Task to complete
Return all lines that include the string "content".

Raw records

* START *

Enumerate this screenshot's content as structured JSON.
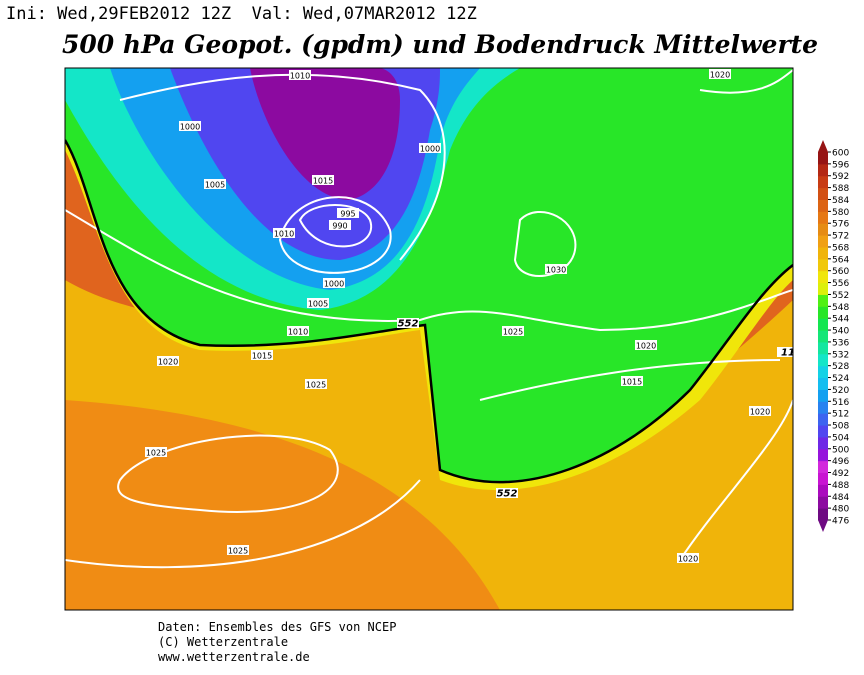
{
  "header": {
    "init": "Ini: Wed,29FEB2012 12Z",
    "valid": "Val: Wed,07MAR2012 12Z"
  },
  "title": "500 hPa Geopot. (gpdm) und Bodendruck Mittelwerte",
  "legend": {
    "levels": [
      476,
      480,
      484,
      488,
      492,
      496,
      500,
      504,
      508,
      512,
      516,
      520,
      524,
      528,
      532,
      536,
      540,
      544,
      548,
      552,
      556,
      560,
      564,
      568,
      572,
      576,
      580,
      584,
      588,
      592,
      596,
      600
    ],
    "colors": [
      "#6e0a82",
      "#8c0aa0",
      "#aa0abe",
      "#c814d2",
      "#d228dc",
      "#9614dc",
      "#6e28e6",
      "#5046f0",
      "#3c64f0",
      "#2882f0",
      "#14a0f0",
      "#14bef0",
      "#14d2e6",
      "#14e6c8",
      "#14e6a0",
      "#14e678",
      "#14e650",
      "#28e628",
      "#50f014",
      "#dcf00a",
      "#f0e60a",
      "#f0c80a",
      "#f0b40a",
      "#f0a014",
      "#e68c14",
      "#e67814",
      "#dc6414",
      "#d25014",
      "#c83c14",
      "#b42814",
      "#961414"
    ]
  },
  "contour_labels": [
    1010,
    1000,
    1005,
    1015,
    995,
    990,
    1010,
    1000,
    1005,
    1010,
    1015,
    552,
    1000,
    1020,
    1030,
    1025,
    1020,
    1015,
    1020,
    1025,
    1025,
    1025,
    552,
    1020,
    1020,
    11
  ],
  "footer": [
    "Daten: Ensembles des GFS von NCEP",
    "(C) Wetterzentrale",
    "www.wetterzentrale.de"
  ]
}
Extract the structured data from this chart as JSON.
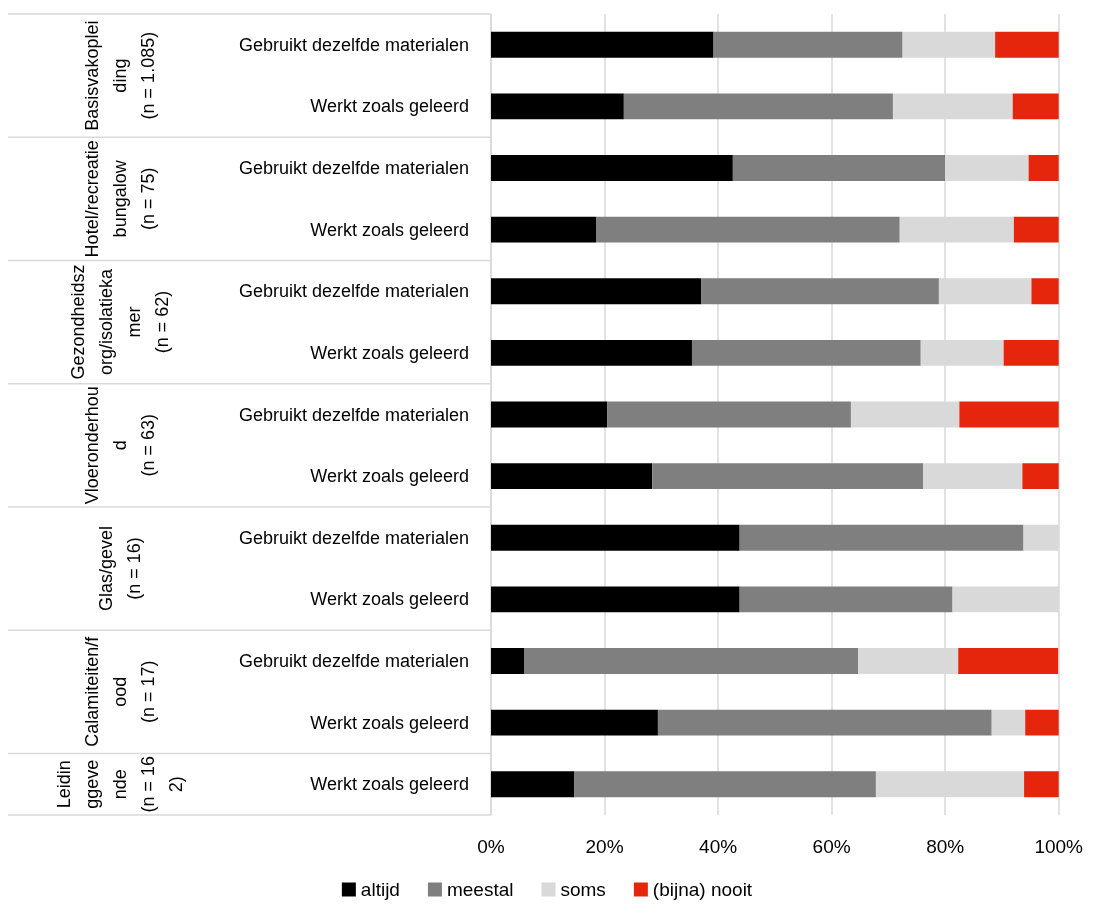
{
  "chart_data": {
    "type": "bar",
    "orientation": "horizontal",
    "stacked": true,
    "categories": [
      "Gebruikt dezelfde materialen",
      "Werkt zoals geleerd",
      "Gebruikt dezelfde materialen",
      "Werkt zoals geleerd",
      "Gebruikt dezelfde materialen",
      "Werkt zoals geleerd",
      "Gebruikt dezelfde materialen",
      "Werkt zoals geleerd",
      "Gebruikt dezelfde materialen",
      "Werkt zoals geleerd",
      "Gebruikt dezelfde materialen",
      "Werkt zoals geleerd",
      "Werkt zoals geleerd"
    ],
    "series": [
      {
        "name": "altijd",
        "color": "#000000",
        "values": [
          39.2,
          23.4,
          42.6,
          18.5,
          37.0,
          35.4,
          20.5,
          28.4,
          43.8,
          43.8,
          5.9,
          29.4,
          14.7
        ]
      },
      {
        "name": "meestal",
        "color": "#7f7f7f",
        "values": [
          33.3,
          47.4,
          37.4,
          53.5,
          41.9,
          40.3,
          42.9,
          47.7,
          50.0,
          37.5,
          58.8,
          58.8,
          53.1
        ]
      },
      {
        "name": "soms",
        "color": "#d9d9d9",
        "values": [
          16.3,
          21.1,
          14.7,
          20.1,
          16.3,
          14.6,
          19.1,
          17.5,
          6.2,
          18.7,
          17.6,
          5.9,
          26.1
        ]
      },
      {
        "name": "(bijna) nooit",
        "color": "#e5260c",
        "values": [
          11.2,
          8.1,
          5.3,
          7.9,
          4.8,
          9.7,
          17.5,
          6.4,
          0,
          0,
          17.6,
          5.9,
          6.1
        ]
      }
    ],
    "annotations": [
      "Basisvakopleiding\n(n = 1.085)",
      "Hotel/recreatiebungalow\n(n = 75)",
      "Gezondheidszorg/isolatiekamer\n(n = 62)",
      "Vloeronderhoud\n(n = 63)",
      "Glas/gevel\n(n = 16)",
      "Calamiteiten/food\n(n = 17)",
      "Leidinggevende\n(n = 162)"
    ],
    "xlim": [
      0,
      100
    ],
    "xticks": [
      {
        "value": 0,
        "label": "0%"
      },
      {
        "value": 20,
        "label": "20%"
      },
      {
        "value": 40,
        "label": "40%"
      },
      {
        "value": 60,
        "label": "60%"
      },
      {
        "value": 80,
        "label": "80%"
      },
      {
        "value": 100,
        "label": "100%"
      }
    ],
    "grid": "x",
    "legend": "bottom"
  }
}
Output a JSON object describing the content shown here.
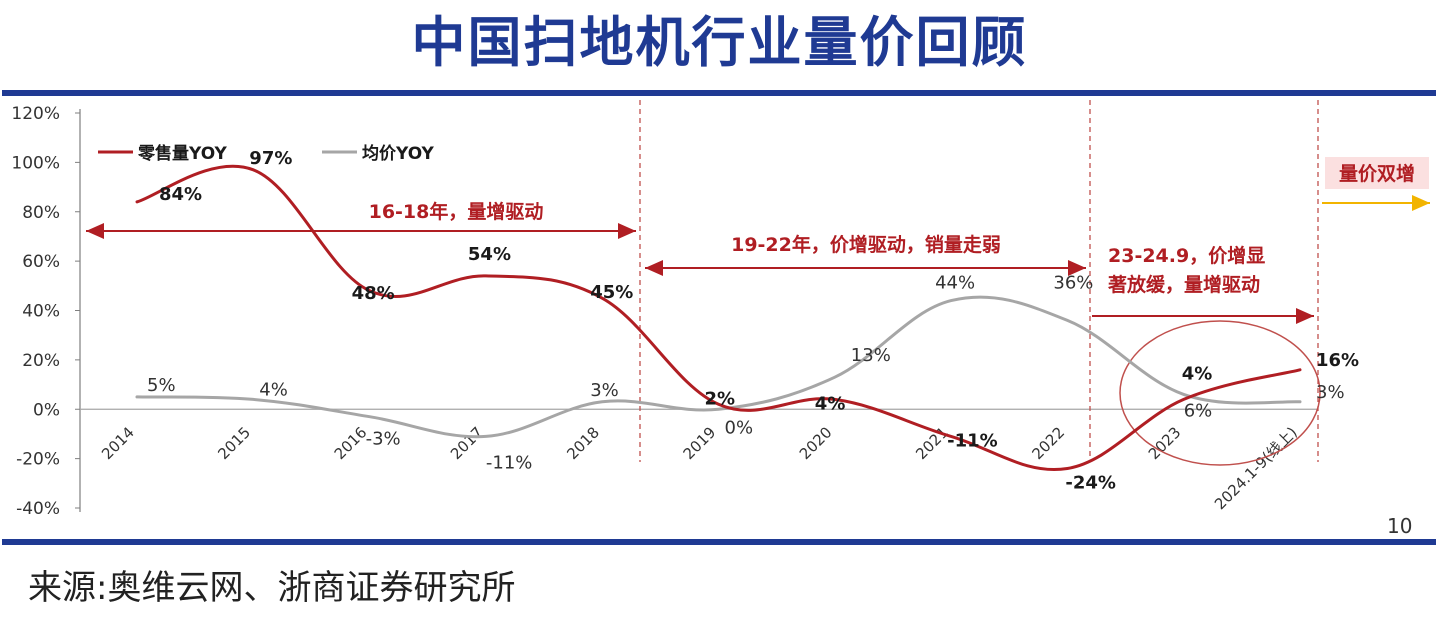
{
  "title": "中国扫地机行业量价回顾",
  "source": "来源:奥维云网、浙商证券研究所",
  "page_number": "10",
  "chart_data": {
    "type": "line",
    "categories": [
      "2014",
      "2015",
      "2016",
      "2017",
      "2018",
      "2019",
      "2020",
      "2021",
      "2022",
      "2023",
      "2024.1-9(线上)"
    ],
    "y_ticks": [
      "120%",
      "100%",
      "80%",
      "60%",
      "40%",
      "20%",
      "0%",
      "-20%",
      "-40%"
    ],
    "ylim": [
      -40,
      120
    ],
    "grid": false,
    "legend_position": "top-left",
    "series": [
      {
        "name": "零售量YOY",
        "color": "#b01e23",
        "values": [
          84,
          97,
          48,
          54,
          45,
          2,
          4,
          -11,
          -24,
          4,
          16
        ],
        "labels": [
          "84%",
          "97%",
          "48%",
          "54%",
          "45%",
          "2%",
          "4%",
          "-11%",
          "-24%",
          "4%",
          "16%"
        ]
      },
      {
        "name": "均价YOY",
        "color": "#a6a6a6",
        "values": [
          5,
          4,
          -3,
          -11,
          3,
          0,
          13,
          44,
          36,
          6,
          3
        ],
        "labels": [
          "5%",
          "4%",
          "-3%",
          "-11%",
          "3%",
          "0%",
          "13%",
          "44%",
          "36%",
          "6%",
          "3%"
        ]
      }
    ],
    "annotations": {
      "phase1": "16-18年，量增驱动",
      "phase2": "19-22年，价增驱动，销量走弱",
      "phase3_line1": "23-24.9，价增显",
      "phase3_line2": "著放缓，量增驱动",
      "phase4": "量价双增"
    },
    "colors": {
      "title": "#1f3a93",
      "phase_text": "#b01e23",
      "phase_arrow": "#b01e23",
      "future_arrow": "#f2b400",
      "tag_background": "#fbe0e0"
    }
  }
}
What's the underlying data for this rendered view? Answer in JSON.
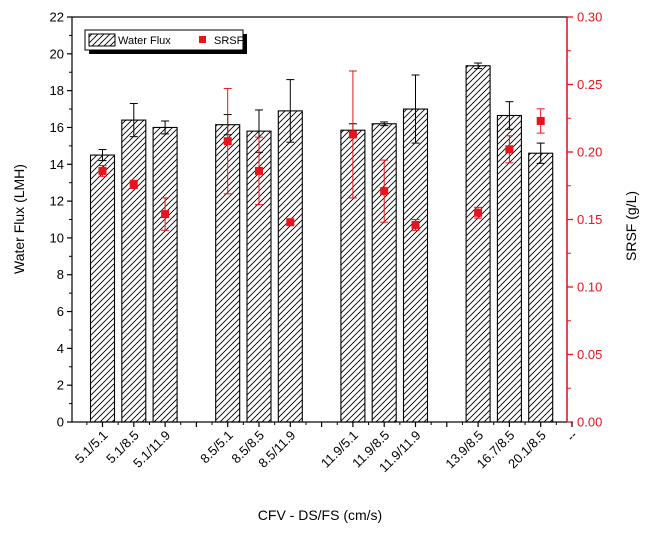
{
  "chart_data": {
    "type": "bar",
    "xlabel": "CFV - DS/FS (cm/s)",
    "ylabel": "Water Flux (LMH)",
    "y2label": "SRSF (g/L)",
    "ylim": [
      0,
      22
    ],
    "y2lim": [
      0,
      0.3
    ],
    "yticks": [
      "0",
      "2",
      "4",
      "6",
      "8",
      "10",
      "12",
      "14",
      "16",
      "18",
      "20",
      "22"
    ],
    "y2ticks": [
      "0.00",
      "0.05",
      "0.10",
      "0.15",
      "0.20",
      "0.25",
      "0.30"
    ],
    "categories": [
      "5.1/5.1",
      "5.1/8.5",
      "5.1/11.9",
      "",
      "8.5/5.1",
      "8.5/8.5",
      "8.5/11.9",
      "",
      "11.9/5.1",
      "11.9/8.5",
      "11.9/11.9",
      "",
      "13.9/8.5",
      "16.7/8.5",
      "20.1/8.5",
      "--"
    ],
    "series": [
      {
        "name": "Water Flux",
        "axis": "left",
        "style": "hatched-bar",
        "values": [
          14.5,
          16.4,
          16.0,
          null,
          16.15,
          15.8,
          16.9,
          null,
          15.85,
          16.2,
          17.0,
          null,
          19.35,
          16.65,
          14.6,
          null
        ],
        "errors": [
          0.3,
          0.9,
          0.35,
          null,
          0.55,
          1.15,
          1.7,
          null,
          0.35,
          0.1,
          1.85,
          null,
          0.15,
          0.75,
          0.55,
          null
        ]
      },
      {
        "name": "SRSF",
        "axis": "right",
        "style": "red-square",
        "values": [
          0.186,
          0.176,
          0.154,
          null,
          0.208,
          0.186,
          0.148,
          null,
          0.213,
          0.171,
          0.146,
          null,
          0.155,
          0.202,
          0.223,
          null
        ],
        "errors": [
          0.004,
          0.003,
          0.012,
          null,
          0.039,
          0.025,
          null,
          null,
          0.047,
          0.023,
          0.004,
          null,
          0.004,
          0.01,
          0.009,
          null
        ]
      }
    ],
    "legend_position": "top-left",
    "colors": {
      "bar_stroke": "#000000",
      "srsf": "#e8141b",
      "right_axis": "#e8141b"
    }
  }
}
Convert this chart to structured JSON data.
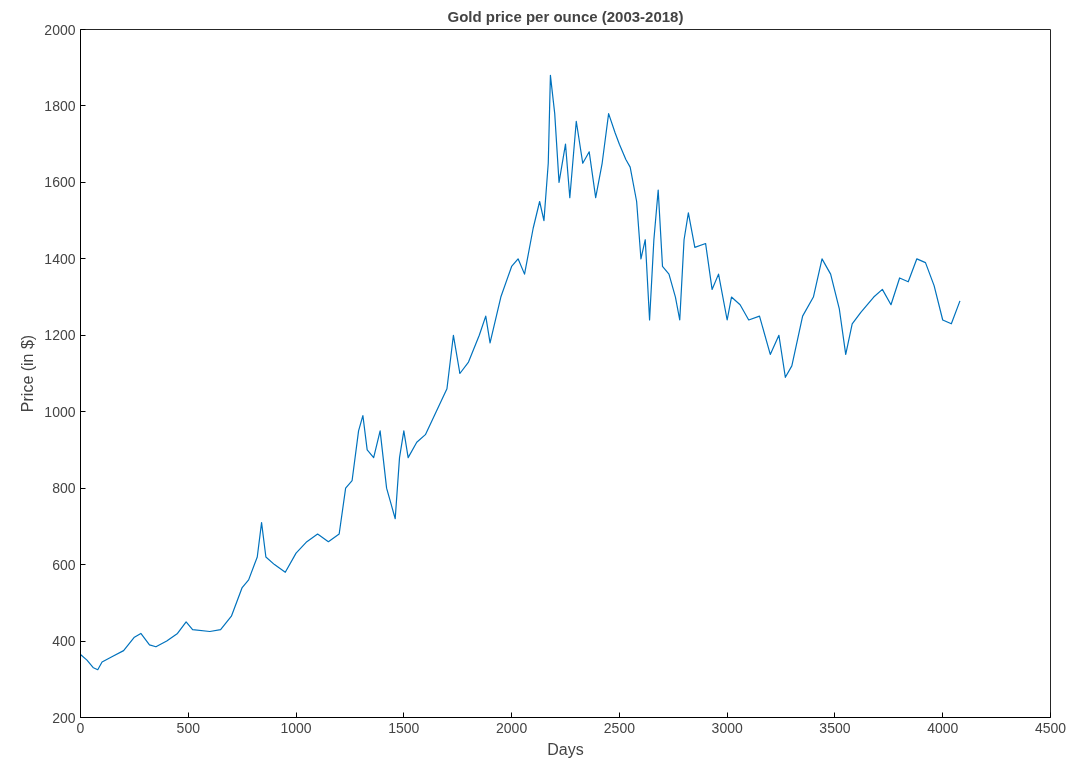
{
  "chart_data": {
    "type": "line",
    "title": "Gold price per ounce (2003-2018)",
    "xlabel": "Days",
    "ylabel": "Price (in $)",
    "xlim": [
      0,
      4500
    ],
    "xticks": [
      0,
      500,
      1000,
      1500,
      2000,
      2500,
      3000,
      3500,
      4000,
      4500
    ],
    "ylim": [
      200,
      2000
    ],
    "yticks": [
      200,
      400,
      600,
      800,
      1000,
      1200,
      1400,
      1600,
      1800,
      2000
    ],
    "grid": false,
    "series": [
      {
        "color": "#0072bd",
        "x": [
          0,
          30,
          60,
          80,
          100,
          150,
          200,
          250,
          280,
          320,
          350,
          400,
          450,
          490,
          520,
          600,
          650,
          700,
          750,
          780,
          820,
          840,
          860,
          900,
          950,
          1000,
          1050,
          1100,
          1150,
          1200,
          1230,
          1260,
          1290,
          1310,
          1330,
          1360,
          1390,
          1420,
          1440,
          1460,
          1480,
          1500,
          1520,
          1560,
          1600,
          1650,
          1700,
          1730,
          1760,
          1800,
          1850,
          1880,
          1900,
          1950,
          2000,
          2030,
          2060,
          2100,
          2130,
          2150,
          2170,
          2180,
          2200,
          2220,
          2250,
          2270,
          2300,
          2330,
          2360,
          2390,
          2420,
          2450,
          2480,
          2500,
          2530,
          2550,
          2580,
          2600,
          2620,
          2640,
          2660,
          2680,
          2700,
          2730,
          2760,
          2780,
          2800,
          2820,
          2850,
          2900,
          2930,
          2960,
          3000,
          3020,
          3060,
          3100,
          3150,
          3200,
          3240,
          3270,
          3300,
          3350,
          3400,
          3440,
          3480,
          3520,
          3550,
          3580,
          3620,
          3680,
          3720,
          3760,
          3800,
          3840,
          3880,
          3920,
          3960,
          4000,
          4040,
          4080
        ],
        "values": [
          365,
          350,
          330,
          325,
          345,
          360,
          375,
          410,
          420,
          390,
          385,
          400,
          420,
          450,
          430,
          425,
          430,
          465,
          540,
          560,
          620,
          710,
          620,
          600,
          580,
          630,
          660,
          680,
          660,
          680,
          800,
          820,
          950,
          990,
          900,
          880,
          950,
          800,
          760,
          720,
          880,
          950,
          880,
          920,
          940,
          1000,
          1060,
          1200,
          1100,
          1130,
          1200,
          1250,
          1180,
          1300,
          1380,
          1400,
          1360,
          1480,
          1550,
          1500,
          1650,
          1880,
          1780,
          1600,
          1700,
          1560,
          1760,
          1650,
          1680,
          1560,
          1650,
          1780,
          1730,
          1700,
          1660,
          1640,
          1550,
          1400,
          1450,
          1240,
          1450,
          1580,
          1380,
          1360,
          1300,
          1240,
          1450,
          1520,
          1430,
          1440,
          1320,
          1360,
          1240,
          1300,
          1280,
          1240,
          1250,
          1150,
          1200,
          1090,
          1120,
          1250,
          1300,
          1400,
          1360,
          1270,
          1150,
          1230,
          1260,
          1300,
          1320,
          1280,
          1350,
          1340,
          1400,
          1390,
          1330,
          1240,
          1230,
          1290
        ]
      }
    ]
  }
}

* END *

Task response
Enumerate this screenshot's content as structured JSON.
Output a JSON object describing the content shown here.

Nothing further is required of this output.